- **READING TEXT**:
-- Opening Marker --
Hipposideros winsburyorum Temporal range: Pliocene PreꞒ Ꞓ O S D C P T J K Pg N ↓

Scientific classification
- Domain: Eukaryota
- Kingdom: Animalia
- Phylum: Chordata
- Class: Mammalia
- Order: Chiroptera
- Family: Hipposideridae
- Genus: Hipposideros
- Species: H. winsburyorum
- Binomial name: Hipposideros winsburyorum Hand, 1999.

= Hipposideros winsburyorum =

- Authority: Hand, 1999.

Extinct species of bat

Hipposideros winsburyorum is a hipposiderid species of bat known by fossil specimens, one of the many new taxa of chiropterans discovered in the Riversleigh World Heritage Area. The species existed during the Pliocene.

==Taxonomy==
The description of Hipposideros winsburyorum was published in 1999 by Suzanne J. Hand and Henk Godthelp, assigning the species to the genus Hipposideros.
The type locality is the Neville's Garden Site at the Riversleigh fossil area.
The registration of specimen, the maxilla numbered QM F30575, was inadvertently applied to several pieces of fossil material discovered at Riversleigh, a species of Mormopterus and a molar attributed to the Miocene Icarops aenae.

The specific epithet honours supporters of research at Riversleigh, Janet and Keith Winsbury.

== Description ==
A species of the Hipposideridae, known as Old World leaf-nosed bats, a microbat that used echolocation to forage for prey.
The species probably roosted in a limestone cave that was associated with a pool or lake in the rainforest that dominated the area.

The species, as with other hipposiderids, is represented in fossil record of the Riversleigh fauna, but is only known from that area. The karst system created by the Gregory River provided Hipposideros winsburyorum with an ideal environment for refuge and foraging opportunities.
-- Closing Marker --
- **GIVEN DATA**:
-- Opening Marker --
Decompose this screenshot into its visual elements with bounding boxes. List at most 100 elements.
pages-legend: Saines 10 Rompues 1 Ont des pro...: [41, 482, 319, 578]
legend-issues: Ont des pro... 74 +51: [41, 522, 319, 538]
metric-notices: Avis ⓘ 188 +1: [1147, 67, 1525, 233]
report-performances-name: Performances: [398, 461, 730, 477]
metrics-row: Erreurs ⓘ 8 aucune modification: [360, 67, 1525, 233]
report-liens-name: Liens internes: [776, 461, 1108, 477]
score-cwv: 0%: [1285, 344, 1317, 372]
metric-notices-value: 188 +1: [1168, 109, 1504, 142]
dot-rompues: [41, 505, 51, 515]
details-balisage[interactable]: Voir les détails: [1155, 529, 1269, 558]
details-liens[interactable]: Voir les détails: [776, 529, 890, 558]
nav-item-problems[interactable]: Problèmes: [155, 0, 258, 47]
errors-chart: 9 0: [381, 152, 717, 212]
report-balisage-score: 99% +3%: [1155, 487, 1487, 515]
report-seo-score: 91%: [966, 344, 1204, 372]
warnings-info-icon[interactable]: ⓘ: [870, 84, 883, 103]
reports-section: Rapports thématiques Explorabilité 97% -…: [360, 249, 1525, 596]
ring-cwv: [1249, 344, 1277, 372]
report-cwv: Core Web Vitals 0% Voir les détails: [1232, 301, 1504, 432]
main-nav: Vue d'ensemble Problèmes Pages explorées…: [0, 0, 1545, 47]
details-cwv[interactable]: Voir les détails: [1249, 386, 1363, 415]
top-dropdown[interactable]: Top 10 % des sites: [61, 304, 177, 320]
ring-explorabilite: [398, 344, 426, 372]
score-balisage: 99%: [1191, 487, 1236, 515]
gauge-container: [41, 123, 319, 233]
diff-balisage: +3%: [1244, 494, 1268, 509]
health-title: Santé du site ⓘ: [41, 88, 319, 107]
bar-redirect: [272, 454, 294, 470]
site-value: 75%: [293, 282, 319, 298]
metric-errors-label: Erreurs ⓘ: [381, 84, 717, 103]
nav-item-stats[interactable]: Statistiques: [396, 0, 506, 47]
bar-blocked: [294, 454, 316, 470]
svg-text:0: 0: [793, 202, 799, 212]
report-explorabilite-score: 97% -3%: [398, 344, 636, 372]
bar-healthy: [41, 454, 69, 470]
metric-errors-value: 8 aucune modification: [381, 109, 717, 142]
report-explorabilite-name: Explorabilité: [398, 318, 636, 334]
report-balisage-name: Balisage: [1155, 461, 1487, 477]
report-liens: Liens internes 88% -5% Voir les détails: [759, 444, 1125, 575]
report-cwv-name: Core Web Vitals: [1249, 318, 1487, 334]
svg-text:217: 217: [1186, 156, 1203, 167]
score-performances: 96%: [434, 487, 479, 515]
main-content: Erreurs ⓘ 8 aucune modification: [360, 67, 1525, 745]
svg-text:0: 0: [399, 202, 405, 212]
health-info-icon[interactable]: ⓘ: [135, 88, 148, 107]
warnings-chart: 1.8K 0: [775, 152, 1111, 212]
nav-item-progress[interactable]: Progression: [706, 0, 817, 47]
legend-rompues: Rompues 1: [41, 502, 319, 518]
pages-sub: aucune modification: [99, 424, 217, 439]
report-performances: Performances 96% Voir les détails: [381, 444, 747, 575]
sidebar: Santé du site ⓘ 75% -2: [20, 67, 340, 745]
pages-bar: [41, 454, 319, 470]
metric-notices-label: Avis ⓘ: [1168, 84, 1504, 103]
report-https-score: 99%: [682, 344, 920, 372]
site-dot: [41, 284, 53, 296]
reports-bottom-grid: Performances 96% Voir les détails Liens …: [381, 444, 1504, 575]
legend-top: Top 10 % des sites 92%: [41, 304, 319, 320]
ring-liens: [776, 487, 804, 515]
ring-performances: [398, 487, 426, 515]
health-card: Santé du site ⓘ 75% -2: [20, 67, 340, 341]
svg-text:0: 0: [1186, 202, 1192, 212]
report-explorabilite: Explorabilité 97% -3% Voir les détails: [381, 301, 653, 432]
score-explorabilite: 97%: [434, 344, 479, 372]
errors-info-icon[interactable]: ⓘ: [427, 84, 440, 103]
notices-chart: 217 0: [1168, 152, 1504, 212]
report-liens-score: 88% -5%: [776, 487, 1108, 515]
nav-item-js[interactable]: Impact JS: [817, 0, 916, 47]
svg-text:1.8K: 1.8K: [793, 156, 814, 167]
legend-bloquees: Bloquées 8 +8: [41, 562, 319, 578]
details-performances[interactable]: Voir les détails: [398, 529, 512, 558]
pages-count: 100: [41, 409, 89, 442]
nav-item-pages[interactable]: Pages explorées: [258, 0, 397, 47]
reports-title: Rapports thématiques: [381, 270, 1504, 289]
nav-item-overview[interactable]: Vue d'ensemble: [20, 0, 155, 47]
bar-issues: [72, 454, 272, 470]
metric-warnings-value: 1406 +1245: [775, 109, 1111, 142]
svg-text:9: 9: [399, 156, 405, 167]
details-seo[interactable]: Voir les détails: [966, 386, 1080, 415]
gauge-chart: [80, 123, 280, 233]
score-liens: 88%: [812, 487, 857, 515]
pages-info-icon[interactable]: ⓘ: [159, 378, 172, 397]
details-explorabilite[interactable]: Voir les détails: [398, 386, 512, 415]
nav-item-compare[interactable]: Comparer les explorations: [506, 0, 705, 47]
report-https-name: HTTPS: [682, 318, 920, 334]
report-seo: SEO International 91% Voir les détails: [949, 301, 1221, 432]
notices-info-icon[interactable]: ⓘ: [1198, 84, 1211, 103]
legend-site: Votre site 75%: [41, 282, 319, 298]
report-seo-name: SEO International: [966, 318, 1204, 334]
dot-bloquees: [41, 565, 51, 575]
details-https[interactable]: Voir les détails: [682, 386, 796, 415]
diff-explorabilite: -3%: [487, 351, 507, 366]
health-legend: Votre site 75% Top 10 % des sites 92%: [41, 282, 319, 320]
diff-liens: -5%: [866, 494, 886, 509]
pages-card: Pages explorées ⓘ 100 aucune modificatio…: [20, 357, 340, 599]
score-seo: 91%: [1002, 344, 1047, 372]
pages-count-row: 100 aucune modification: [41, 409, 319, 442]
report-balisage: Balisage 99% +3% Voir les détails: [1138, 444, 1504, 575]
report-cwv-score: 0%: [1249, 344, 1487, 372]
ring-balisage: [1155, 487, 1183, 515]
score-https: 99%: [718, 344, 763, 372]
-- Closing Marker --
- **TASK SET**:
#1 Print the passage of the Hipposideros winsburyorum text starting with "Scientific classification" and going on through "Authority: Hand, 1999.", copying it word for word.
#2 According to the Hipposideros winsburyorum text, why does the species bear the specific epithet "winsburyorum"? Answer in one to three sentences.

- **EXERCISE RESPONSES**:
#1
Scientific classification
- Domain: Eukaryota
- Kingdom: Animalia
- Phylum: Chordata
- Class: Mammalia
- Order: Chiroptera
- Family: Hipposideridae
- Genus: Hipposideros
- Species: H. winsburyorum
- Binomial name: Hipposideros winsburyorum Hand, 1999.

= Hipposideros winsburyorum =

- Authority: Hand, 1999.

#2 The specific epithet honors Janet and Keith Winsbury, who supported research at Riversleigh.